WHAT IS ASKED: Please reproduce every line of the data below, character for character, with nothing changed.

(Stored items)
╭──
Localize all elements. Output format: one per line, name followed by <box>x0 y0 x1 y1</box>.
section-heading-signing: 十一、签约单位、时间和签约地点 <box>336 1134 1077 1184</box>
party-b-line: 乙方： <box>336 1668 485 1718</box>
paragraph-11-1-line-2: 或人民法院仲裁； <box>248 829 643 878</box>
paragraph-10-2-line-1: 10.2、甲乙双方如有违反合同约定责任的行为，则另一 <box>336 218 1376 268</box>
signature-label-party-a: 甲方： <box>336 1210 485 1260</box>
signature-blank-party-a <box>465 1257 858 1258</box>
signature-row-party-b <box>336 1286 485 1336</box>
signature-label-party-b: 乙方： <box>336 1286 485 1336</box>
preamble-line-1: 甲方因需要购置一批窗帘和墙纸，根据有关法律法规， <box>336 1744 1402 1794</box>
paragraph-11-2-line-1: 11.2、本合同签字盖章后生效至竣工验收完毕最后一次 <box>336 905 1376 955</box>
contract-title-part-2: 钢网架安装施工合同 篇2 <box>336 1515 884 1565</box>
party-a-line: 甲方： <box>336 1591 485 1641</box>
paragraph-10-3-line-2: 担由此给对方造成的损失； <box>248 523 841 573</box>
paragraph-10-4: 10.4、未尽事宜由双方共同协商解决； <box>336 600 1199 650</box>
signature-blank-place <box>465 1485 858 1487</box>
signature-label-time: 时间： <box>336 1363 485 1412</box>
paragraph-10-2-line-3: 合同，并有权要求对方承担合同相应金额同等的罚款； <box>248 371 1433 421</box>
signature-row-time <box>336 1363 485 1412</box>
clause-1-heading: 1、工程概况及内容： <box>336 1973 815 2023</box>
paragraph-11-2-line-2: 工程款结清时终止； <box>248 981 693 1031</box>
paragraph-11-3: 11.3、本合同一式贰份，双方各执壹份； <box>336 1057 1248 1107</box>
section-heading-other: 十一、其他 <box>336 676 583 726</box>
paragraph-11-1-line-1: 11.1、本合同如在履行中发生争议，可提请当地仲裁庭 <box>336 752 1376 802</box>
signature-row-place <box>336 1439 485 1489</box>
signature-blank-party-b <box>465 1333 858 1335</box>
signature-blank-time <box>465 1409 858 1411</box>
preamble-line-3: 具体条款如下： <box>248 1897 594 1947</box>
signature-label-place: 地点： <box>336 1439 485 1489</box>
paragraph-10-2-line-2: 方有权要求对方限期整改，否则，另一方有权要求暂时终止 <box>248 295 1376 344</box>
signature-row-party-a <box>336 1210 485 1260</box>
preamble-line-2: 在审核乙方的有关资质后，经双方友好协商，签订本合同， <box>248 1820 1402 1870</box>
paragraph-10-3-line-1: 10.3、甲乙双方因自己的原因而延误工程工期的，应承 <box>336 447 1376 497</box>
╰──
SOLUTION FOR THIS EXERCISE:
Localize all elements. Output format: one per line, name followed by <box>x0 y0 x1 y1</box>.
section-heading-signing: 十一、签约单位、时间和签约地点 <box>336 1134 1077 1184</box>
party-b-line: 乙方： <box>336 1668 485 1718</box>
paragraph-11-1-line-2: 或人民法院仲裁； <box>248 829 643 878</box>
paragraph-10-2-line-1: 10.2、甲乙双方如有违反合同约定责任的行为，则另一 <box>336 218 1376 268</box>
signature-label-party-a: 甲方： <box>336 1210 485 1260</box>
signature-blank-party-a <box>465 1257 858 1258</box>
signature-row-party-b <box>336 1286 485 1336</box>
signature-label-party-b: 乙方： <box>336 1286 485 1336</box>
preamble-line-1: 甲方因需要购置一批窗帘和墙纸，根据有关法律法规， <box>336 1744 1402 1794</box>
paragraph-11-2-line-1: 11.2、本合同签字盖章后生效至竣工验收完毕最后一次 <box>336 905 1376 955</box>
contract-title-part-2: 钢网架安装施工合同 篇2 <box>336 1515 884 1565</box>
party-a-line: 甲方： <box>336 1591 485 1641</box>
paragraph-10-3-line-2: 担由此给对方造成的损失； <box>248 523 841 573</box>
paragraph-10-4: 10.4、未尽事宜由双方共同协商解决； <box>336 600 1199 650</box>
signature-blank-place <box>465 1485 858 1487</box>
signature-label-time: 时间： <box>336 1363 485 1412</box>
paragraph-10-2-line-3: 合同，并有权要求对方承担合同相应金额同等的罚款； <box>248 371 1433 421</box>
signature-row-time <box>336 1363 485 1412</box>
clause-1-heading: 1、工程概况及内容： <box>336 1973 815 2023</box>
paragraph-11-2-line-2: 工程款结清时终止； <box>248 981 693 1031</box>
paragraph-11-3: 11.3、本合同一式贰份，双方各执壹份； <box>336 1057 1248 1107</box>
section-heading-other: 十一、其他 <box>336 676 583 726</box>
paragraph-11-1-line-1: 11.1、本合同如在履行中发生争议，可提请当地仲裁庭 <box>336 752 1376 802</box>
signature-row-place <box>336 1439 485 1489</box>
signature-blank-party-b <box>465 1333 858 1335</box>
signature-blank-time <box>465 1409 858 1411</box>
preamble-line-3: 具体条款如下： <box>248 1897 594 1947</box>
signature-label-place: 地点： <box>336 1439 485 1489</box>
paragraph-10-2-line-2: 方有权要求对方限期整改，否则，另一方有权要求暂时终止 <box>248 295 1376 344</box>
signature-row-party-a <box>336 1210 485 1260</box>
preamble-line-2: 在审核乙方的有关资质后，经双方友好协商，签订本合同， <box>248 1820 1402 1870</box>
paragraph-10-3-line-1: 10.3、甲乙双方因自己的原因而延误工程工期的，应承 <box>336 447 1376 497</box>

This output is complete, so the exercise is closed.